Extrait:
╔══
Empêcher les Palestiniens de s’infiltrer dans le Sinaï

Dans une tentative de mettre un peu d’ordre, l’Egypte et l’autorité palestinienne ont décidé la constitution d’une commission ministérielle mixte chargée d’aménager le passage des Palestiniens entre Gaza et la Rafah égyptienne. Une délégation sécuritaire égyptienne doit d’ailleurs rencontrer les présidents de l’Autorité palestinienne pour discuter, de ce que l’on appelle au Caire, «la confrontation des défis liés à l’ouverture du point de passage frontalier». Les Egyptiens sont, en effet,  préoccupés par le désordre à la frontière. Ils veulent empêcher le trafic, notamment d’armes, dans les sens Egypte-Gaza mais ils désirent surtout empêcher les Palestiniens de s’infiltrer dans le Sinaï.
╚══
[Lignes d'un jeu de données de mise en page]
╔══
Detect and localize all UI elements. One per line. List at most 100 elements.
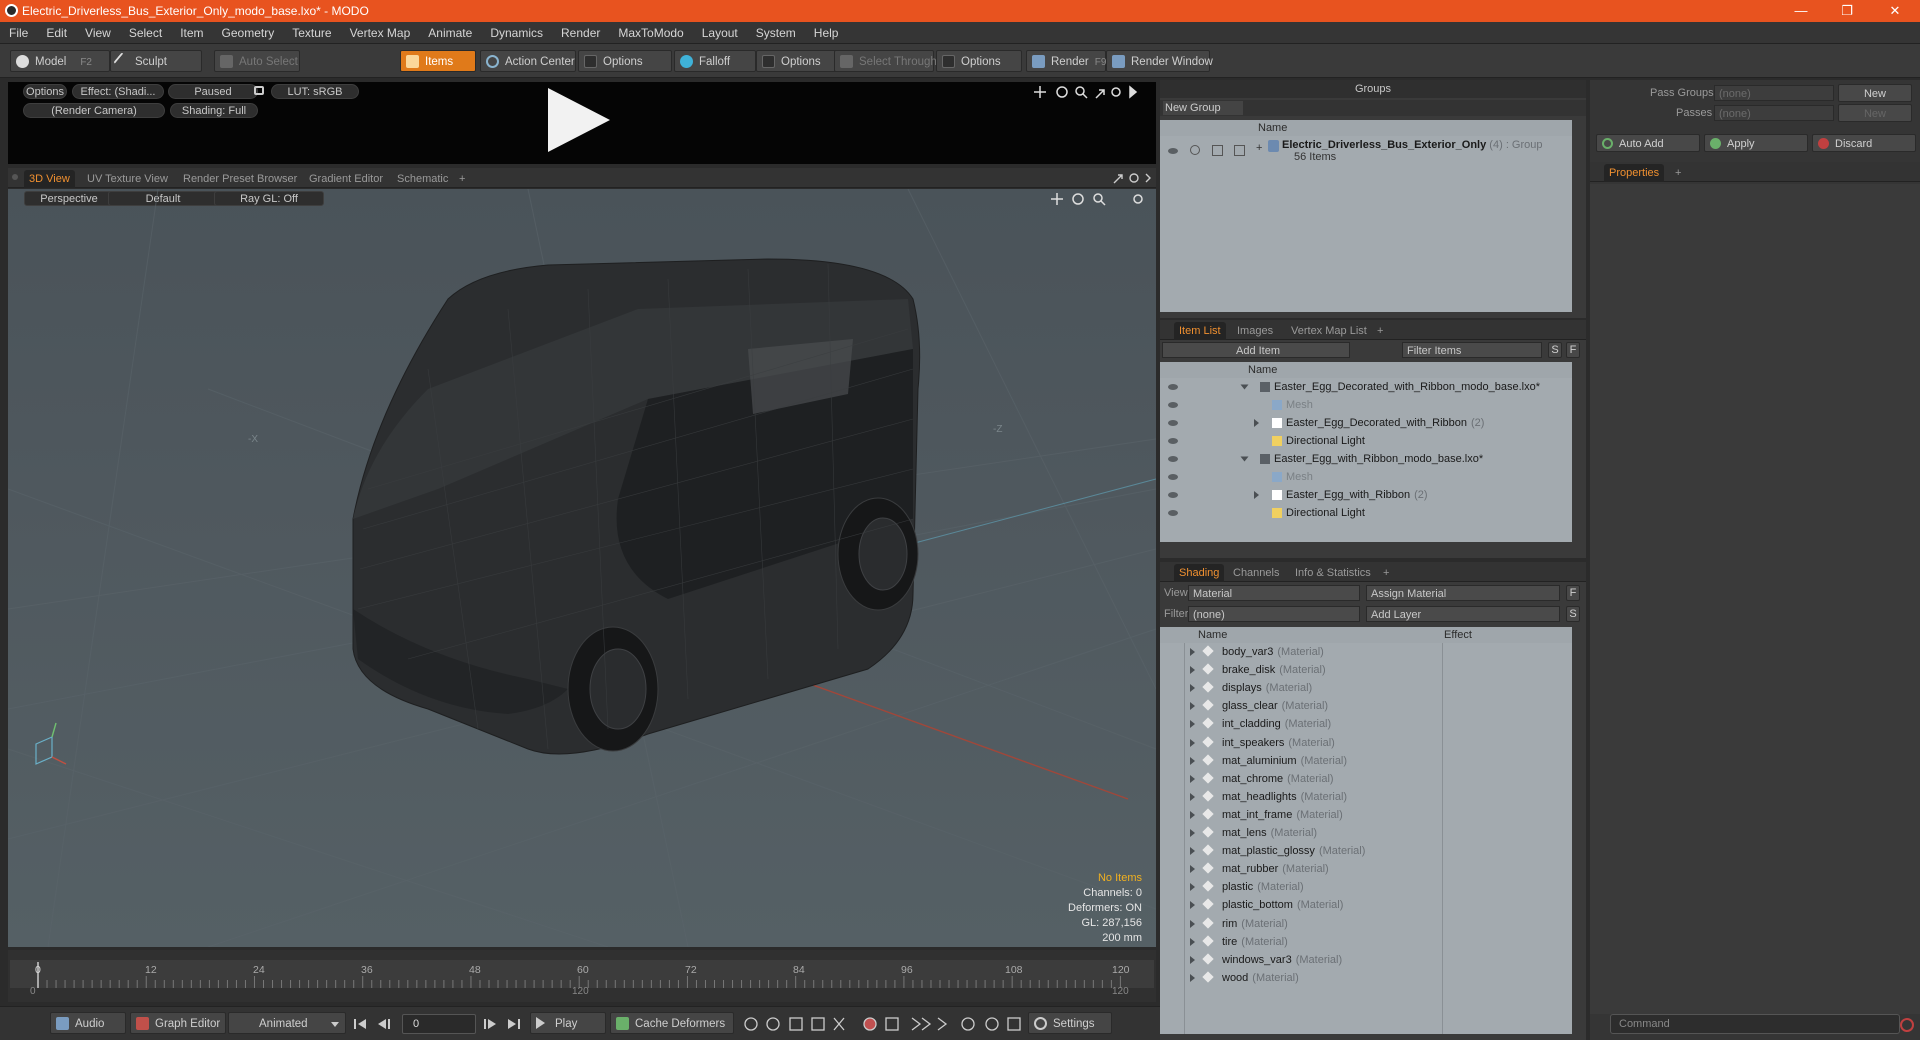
material-row[interactable]: windows_var3 (Material): [1222, 951, 1342, 969]
menu-texture[interactable]: Texture: [283, 22, 340, 44]
expand-arrow-icon[interactable]: [1190, 973, 1195, 982]
preview-nav-icons[interactable]: [1034, 84, 1146, 100]
tab-channels[interactable]: Channels: [1228, 564, 1284, 582]
collapse-arrow-icon[interactable]: [1240, 384, 1249, 390]
item-row[interactable]: Mesh: [1286, 468, 1313, 486]
material-row[interactable]: mat_rubber (Material): [1222, 860, 1329, 878]
prev-key-icons[interactable]: [352, 1016, 396, 1032]
preview-options-button[interactable]: Options: [23, 84, 67, 99]
tab-add[interactable]: +: [1372, 322, 1388, 340]
expand-arrow-icon[interactable]: [1190, 684, 1195, 693]
filter-items-input[interactable]: Filter Items: [1402, 342, 1542, 358]
select-through-options[interactable]: Options: [936, 50, 1022, 72]
falloff-button[interactable]: Falloff: [674, 50, 756, 72]
graph-editor-button[interactable]: Graph Editor: [130, 1012, 226, 1034]
audio-button[interactable]: Audio: [50, 1012, 126, 1034]
menu-file[interactable]: File: [0, 22, 37, 44]
material-row[interactable]: tire (Material): [1222, 933, 1288, 951]
command-input[interactable]: Command: [1610, 1014, 1900, 1034]
new-group-button[interactable]: New Group: [1163, 101, 1243, 115]
expand-arrow-icon[interactable]: [1190, 792, 1195, 801]
expand-arrow-icon[interactable]: [1190, 666, 1195, 675]
tab-schematic[interactable]: Schematic: [392, 170, 453, 188]
maximize-button[interactable]: ❐: [1824, 0, 1870, 22]
expand-arrow-icon[interactable]: [1190, 955, 1195, 964]
material-row[interactable]: displays (Material): [1222, 679, 1312, 697]
pass-groups-dropdown[interactable]: (none): [1714, 85, 1834, 101]
tab-add[interactable]: +: [454, 170, 470, 188]
close-button[interactable]: ✕: [1872, 0, 1918, 22]
material-row[interactable]: brake_disk (Material): [1222, 661, 1326, 679]
material-row[interactable]: mat_plastic_glossy (Material): [1222, 842, 1365, 860]
material-row[interactable]: glass_clear (Material): [1222, 697, 1328, 715]
expand-arrow-icon[interactable]: [1190, 774, 1195, 783]
menu-system[interactable]: System: [747, 22, 805, 44]
tab-gradient-editor[interactable]: Gradient Editor: [304, 170, 388, 188]
select-icon[interactable]: [1212, 145, 1223, 156]
menu-render[interactable]: Render: [552, 22, 609, 44]
item-row[interactable]: Easter_Egg_Decorated_with_Ribbon (2): [1286, 414, 1484, 432]
search-toggle-button[interactable]: S: [1566, 606, 1580, 622]
menu-maxtomodo[interactable]: MaxToModo: [609, 22, 692, 44]
item-row[interactable]: Mesh: [1286, 396, 1313, 414]
filter-toggle-button[interactable]: F: [1566, 342, 1580, 358]
material-row[interactable]: mat_headlights (Material): [1222, 788, 1347, 806]
eye-icon[interactable]: [1168, 492, 1178, 498]
material-row[interactable]: rim (Material): [1222, 915, 1288, 933]
select-through-button[interactable]: Select Through: [834, 50, 937, 72]
assign-material-button[interactable]: Assign Material: [1366, 585, 1560, 601]
preview-camera-dropdown[interactable]: (Render Camera): [23, 103, 165, 118]
lock-icon[interactable]: [1190, 145, 1200, 155]
play-preview-icon[interactable]: [544, 84, 614, 156]
play-button[interactable]: Play: [530, 1012, 606, 1034]
item-row[interactable]: Easter_Egg_with_Ribbon_modo_base.lxo*: [1274, 450, 1483, 468]
preview-lut-dropdown[interactable]: LUT: sRGB: [271, 84, 359, 99]
action-center-button[interactable]: Action Center: [480, 50, 576, 72]
menu-item[interactable]: Item: [171, 22, 212, 44]
tab-vertex-map-list[interactable]: Vertex Map List: [1286, 322, 1372, 340]
search-toggle-button[interactable]: S: [1548, 342, 1562, 358]
menu-edit[interactable]: Edit: [37, 22, 76, 44]
expand-arrow-icon[interactable]: [1190, 648, 1195, 656]
minimize-button[interactable]: —: [1778, 0, 1824, 22]
expand-arrow-icon[interactable]: [1190, 720, 1195, 729]
menu-select[interactable]: Select: [120, 22, 171, 44]
falloff-options[interactable]: Options: [756, 50, 844, 72]
tab-add[interactable]: +: [1378, 564, 1394, 582]
eye-icon[interactable]: [1168, 384, 1178, 390]
expand-arrow-icon[interactable]: [1190, 702, 1195, 711]
filter-dropdown[interactable]: (none): [1188, 606, 1360, 622]
item-row[interactable]: Easter_Egg_Decorated_with_Ribbon_modo_ba…: [1274, 378, 1540, 396]
animation-tool-icons[interactable]: [742, 1014, 1026, 1034]
expand-arrow-icon[interactable]: [1190, 937, 1195, 946]
eye-icon[interactable]: [1168, 510, 1178, 516]
material-row[interactable]: mat_int_frame (Material): [1222, 806, 1343, 824]
tab-add[interactable]: +: [1670, 164, 1686, 182]
item-row[interactable]: Directional Light: [1286, 504, 1365, 522]
expand-arrow-icon[interactable]: [1190, 738, 1195, 747]
model-mode-button[interactable]: Model F2: [10, 50, 110, 72]
lock-icon[interactable]: [254, 86, 264, 95]
item-row[interactable]: Directional Light: [1286, 432, 1365, 450]
eye-icon[interactable]: [1168, 474, 1178, 480]
render-toggle-icon[interactable]: [1234, 145, 1245, 156]
tab-info-statistics[interactable]: Info & Statistics: [1290, 564, 1376, 582]
stop-icon[interactable]: [1900, 1018, 1914, 1032]
render-window-button[interactable]: Render Window: [1106, 50, 1213, 72]
menu-animate[interactable]: Animate: [419, 22, 481, 44]
expand-arrow-icon[interactable]: [1190, 865, 1195, 874]
expand-arrow-icon[interactable]: [1190, 919, 1195, 928]
expand-arrow-icon[interactable]: [1254, 491, 1259, 499]
material-row[interactable]: mat_lens (Material): [1222, 824, 1317, 842]
expand-arrow-icon[interactable]: [1190, 756, 1195, 765]
tab-uv-texture-view[interactable]: UV Texture View: [82, 170, 173, 188]
expand-arrow-icon[interactable]: [1190, 901, 1195, 910]
menu-help[interactable]: Help: [805, 22, 848, 44]
tab-item-list[interactable]: Item List: [1174, 322, 1226, 340]
material-row[interactable]: wood (Material): [1222, 969, 1299, 987]
tab-properties[interactable]: Properties: [1604, 164, 1665, 182]
next-key-icons[interactable]: [482, 1016, 526, 1032]
menu-vertex-map[interactable]: Vertex Map: [341, 22, 420, 44]
auto-add-button[interactable]: Auto Add: [1596, 134, 1700, 152]
menu-layout[interactable]: Layout: [693, 22, 747, 44]
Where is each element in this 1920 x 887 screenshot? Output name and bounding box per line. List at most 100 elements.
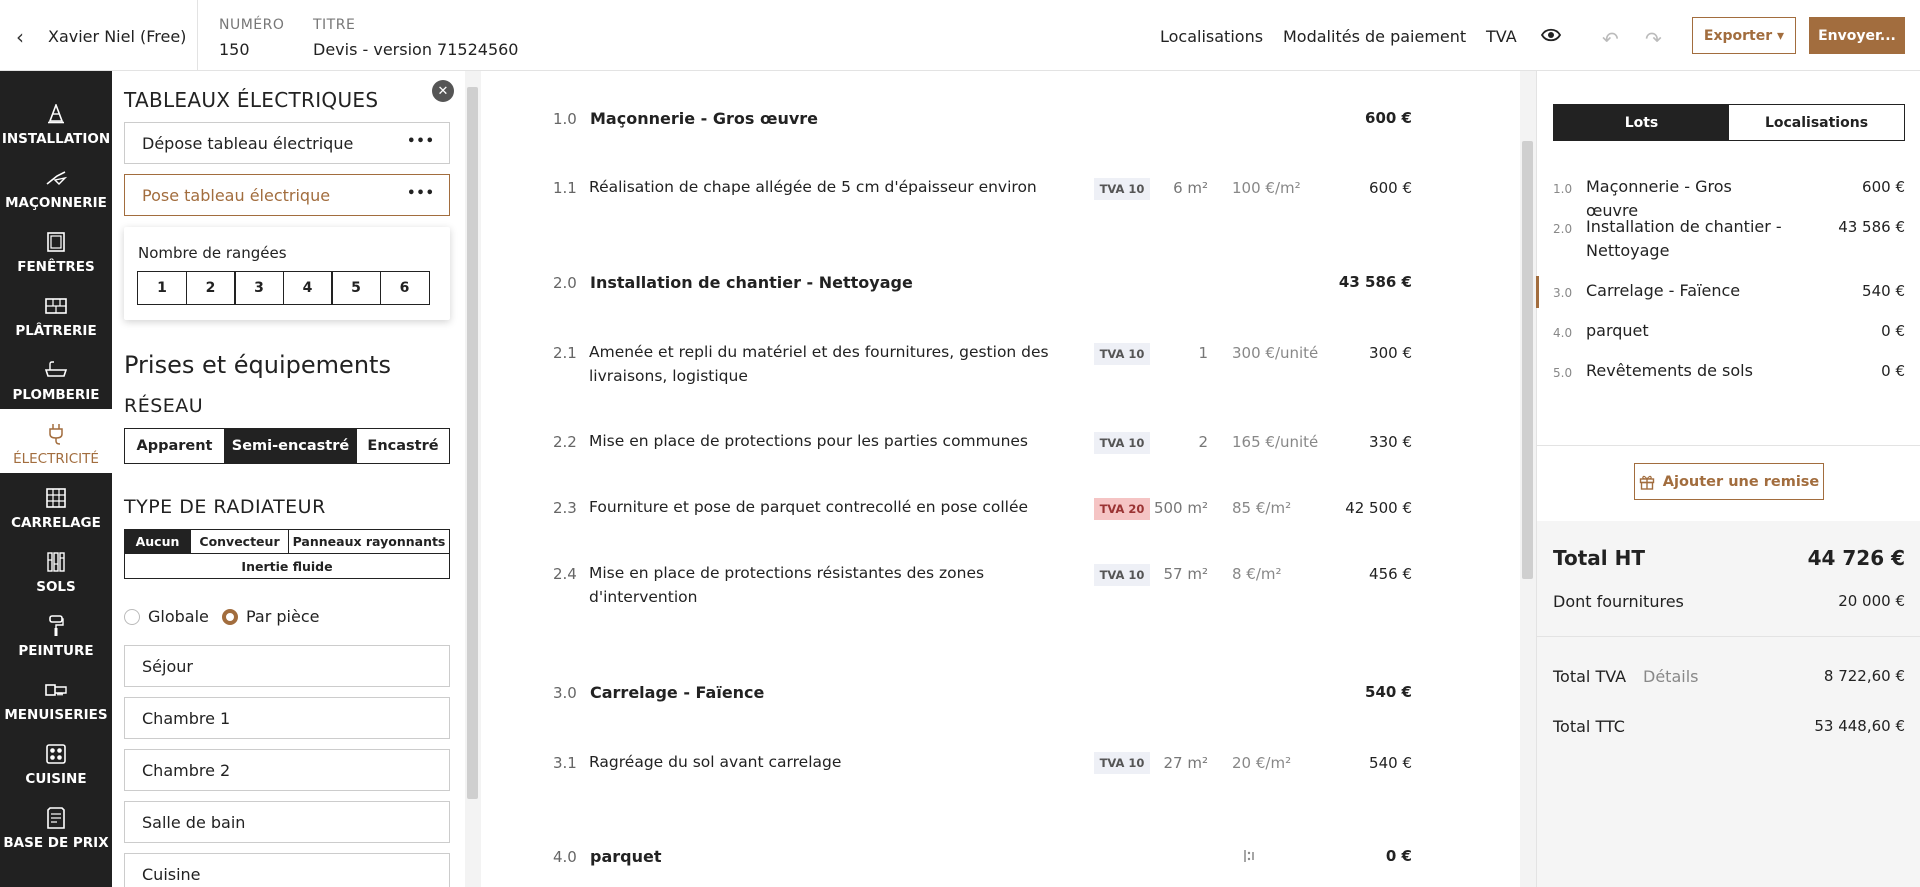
bathtub-icon <box>45 359 67 381</box>
line-quantity[interactable]: 27 m² <box>1128 754 1208 772</box>
line-quantity[interactable]: 500 m² <box>1128 499 1208 517</box>
lot-title[interactable]: Installation de chantier - Nettoyage <box>590 273 913 292</box>
nav-item-fenetres[interactable]: FENÊTRES <box>0 217 112 281</box>
close-icon[interactable]: ✕ <box>432 80 454 102</box>
line-description[interactable]: Ragréage du sol avant carrelage <box>589 750 1069 774</box>
radio-button[interactable] <box>124 608 140 625</box>
reseau-option-encastre[interactable]: Encastré <box>357 429 449 463</box>
drag-handle-icon[interactable] <box>1243 849 1255 863</box>
nav-item-platrerie[interactable]: PLÂTRERIE <box>0 281 112 345</box>
summary-lot-amount: 0 € <box>1881 322 1905 340</box>
radio-label: Par pièce <box>246 607 320 626</box>
line-number: 2.4 <box>553 565 577 583</box>
eye-icon[interactable] <box>1541 28 1561 42</box>
line-quantity[interactable]: 6 m² <box>1128 179 1208 197</box>
line-description[interactable]: Mise en place de protections pour les pa… <box>589 429 1069 453</box>
line-unit-price[interactable]: 85 €/m² <box>1232 499 1291 517</box>
nav-item-cuisine[interactable]: CUISINE <box>0 729 112 793</box>
rows-option[interactable]: 1 <box>137 271 187 305</box>
nav-item-maconnerie[interactable]: MAÇONNERIE <box>0 153 112 217</box>
lot-title[interactable]: parquet <box>590 847 661 866</box>
room-item[interactable]: Chambre 1 <box>124 697 450 739</box>
scope-radio-globale[interactable]: Globale <box>124 607 209 626</box>
top-header: ‹ Xavier Niel (Free) NUMÉRO 150 TITRE De… <box>0 0 1920 71</box>
titre-value[interactable]: Devis - version 71524560 <box>313 40 518 59</box>
export-button[interactable]: Exporter ▾ <box>1692 17 1796 54</box>
active-lot-marker <box>1536 276 1539 308</box>
back-arrow-icon[interactable]: ‹ <box>16 25 24 49</box>
scope-radio-par-piece[interactable]: Par pièce <box>222 607 319 626</box>
nav-item-sols[interactable]: SOLS <box>0 537 112 601</box>
nav-item-plomberie[interactable]: PLOMBERIE <box>0 345 112 409</box>
summary-lot-number: 5.0 <box>1553 366 1573 380</box>
total-ht-value: 44 726 € <box>1807 546 1905 570</box>
room-item[interactable]: Cuisine <box>124 853 450 887</box>
radiateur-option-aucun[interactable]: Aucun <box>125 530 191 553</box>
config-item-label: Dépose tableau électrique <box>142 133 354 153</box>
rows-option[interactable]: 4 <box>282 271 333 305</box>
add-discount-button[interactable]: Ajouter une remise <box>1634 463 1824 500</box>
line-unit-price[interactable]: 20 €/m² <box>1232 754 1291 772</box>
summary-lot-name[interactable]: parquet <box>1586 319 1786 343</box>
lot-title[interactable]: Maçonnerie - Gros œuvre <box>590 109 818 128</box>
line-quantity[interactable]: 2 <box>1128 433 1208 451</box>
rows-option[interactable]: 3 <box>234 271 284 305</box>
nav-item-menuiseries[interactable]: MENUISERIES <box>0 665 112 729</box>
radio-button[interactable] <box>222 608 238 625</box>
line-quantity[interactable]: 57 m² <box>1128 565 1208 583</box>
line-description[interactable]: Amenée et repli du matériel et des fourn… <box>589 340 1069 388</box>
reseau-option-semi-encastre[interactable]: Semi-encastré <box>225 429 357 463</box>
more-options-icon[interactable]: ••• <box>407 186 435 201</box>
line-description[interactable]: Réalisation de chape allégée de 5 cm d'é… <box>589 175 1069 199</box>
reseau-option-apparent[interactable]: Apparent <box>125 429 225 463</box>
room-item[interactable]: Chambre 2 <box>124 749 450 791</box>
summary-lot-name[interactable]: Installation de chantier - Nettoyage <box>1586 215 1786 263</box>
line-quantity[interactable]: 1 <box>1128 344 1208 362</box>
line-description[interactable]: Mise en place de protections résistantes… <box>589 561 1009 609</box>
config-scrollbar-thumb[interactable] <box>467 87 478 799</box>
config-item-depose-tableau[interactable]: Dépose tableau électrique ••• <box>124 122 450 164</box>
rows-option[interactable]: 6 <box>379 271 430 305</box>
nav-label: INSTALLATION <box>1 131 111 147</box>
nav-item-electricite[interactable]: ÉLECTRICITÉ <box>0 409 112 473</box>
numero-label: NUMÉRO <box>219 17 285 33</box>
line-unit-price[interactable]: 100 €/m² <box>1232 179 1301 197</box>
rows-option[interactable]: 5 <box>331 271 381 305</box>
line-description[interactable]: Fourniture et pose de parquet contrecoll… <box>589 495 1069 519</box>
room-item[interactable]: Salle de bain <box>124 801 450 843</box>
radiateur-option-inertie[interactable]: Inertie fluide <box>125 554 449 578</box>
line-unit-price[interactable]: 8 €/m² <box>1232 565 1282 583</box>
tva-link[interactable]: TVA <box>1486 27 1517 46</box>
localisations-link[interactable]: Localisations <box>1160 27 1263 46</box>
client-name[interactable]: Xavier Niel (Free) <box>48 27 186 46</box>
summary-lot-name[interactable]: Carrelage - Faïence <box>1586 279 1786 303</box>
room-item[interactable]: Séjour <box>124 645 450 687</box>
line-amount: 42 500 € <box>1345 499 1412 517</box>
lot-title[interactable]: Carrelage - Faïence <box>590 683 764 702</box>
nav-item-base-de-prix[interactable]: BASE DE PRIX <box>0 793 112 857</box>
lot-amount: 600 € <box>1365 109 1412 127</box>
radiateur-option-convecteur[interactable]: Convecteur <box>191 530 289 553</box>
nav-item-installation[interactable]: INSTALLATION <box>0 89 112 153</box>
undo-icon[interactable]: ↶ <box>1602 29 1619 49</box>
send-button[interactable]: Envoyer... <box>1809 17 1905 54</box>
summary-lot-amount: 540 € <box>1862 282 1905 300</box>
nav-item-carrelage[interactable]: CARRELAGE <box>0 473 112 537</box>
more-options-icon[interactable]: ••• <box>407 134 435 149</box>
rows-option[interactable]: 2 <box>185 271 236 305</box>
tab-lots[interactable]: Lots <box>1554 105 1729 140</box>
tva-details-link[interactable]: Détails <box>1643 667 1698 686</box>
tab-localisations[interactable]: Localisations <box>1729 105 1904 140</box>
main-scrollbar-thumb[interactable] <box>1522 141 1533 579</box>
config-item-label: Pose tableau électrique <box>142 185 331 205</box>
nav-item-peinture[interactable]: PEINTURE <box>0 601 112 665</box>
radiateur-option-panneaux[interactable]: Panneaux rayonnants <box>289 530 449 553</box>
rows-popover: Nombre de rangées 1 2 3 4 5 6 <box>124 227 450 320</box>
paint-roller-icon <box>45 615 67 637</box>
total-ttc-label: Total TTC <box>1553 717 1625 736</box>
modalites-paiement-link[interactable]: Modalités de paiement <box>1283 27 1466 46</box>
config-item-pose-tableau[interactable]: Pose tableau électrique ••• <box>124 174 450 216</box>
redo-icon[interactable]: ↷ <box>1645 29 1662 49</box>
summary-lot-name[interactable]: Revêtements de sols <box>1586 359 1786 383</box>
category-nav: INSTALLATION MAÇONNERIE FENÊTRES PLÂTRER… <box>0 71 112 887</box>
╚══
Tâches à réaliser:
- a) Dans l'extrait sur la frontière entre l'Égypte et Gaza, remplacez "délégation sécuritaire" par "mission de sécurité" et recopiez le passage qui commence aux mots "Dans une tentative" et s'arrête après "dans le Sinaï.".
- b) Poursuivez l'extrait sur la frontière entre l'Égypte et Gaza à la suite de sa dernière phrase.

Résultats par tâche:
- a)
Dans une tentative de mettre un peu d’ordre, l’Egypte et l’autorité palestinienne ont décidé la constitution d’une commission ministérielle mixte chargée d’aménager le passage des Palestiniens entre Gaza et la Rafah égyptienne. Une mission de sécurité égyptienne doit d’ailleurs rencontrer les présidents de l’Autorité palestinienne pour discuter, de ce que l’on appelle au Caire, «la confrontation des défis liés à l’ouverture du point de passage frontalier». Les Egyptiens sont, en effet,  préoccupés par le désordre à la frontière. Ils veulent empêcher le trafic, notamment d’armes, dans les sens Egypte-Gaza mais ils désirent surtout empêcher les Palestiniens de s’infiltrer dans le Sinaï.

- b)
Une péninsule où il y a déjà eu une série d’attentats meurtriers perpétrés par des extrémistes musulmans à Taba et Charm el Cheikh ainsi que des attaques contre la force multinationale et les policiers lancés à leur trousses. L’infiltration de membres du Hamas ou du Djihad islamique pourrait renforcer les extrémistes musulmans locaux. Même si officiellement ces organisations islamistes sont reconnues au Caire, les responsables Egyptiens préfèrent, de très loin, que leurs militants restent chez eux. Ce n’est pas par hasard que le quotidien égyptien d’opposition Al Wafd qualifie «d’agression» le percement à l’explosif par le Hamas d’une faille dans le mur séparant Gaza de l’Egypte. Cela n’empêche pas le même journal de penser qu’«Israël continue à monter l’Egypte contre les Palestiniens».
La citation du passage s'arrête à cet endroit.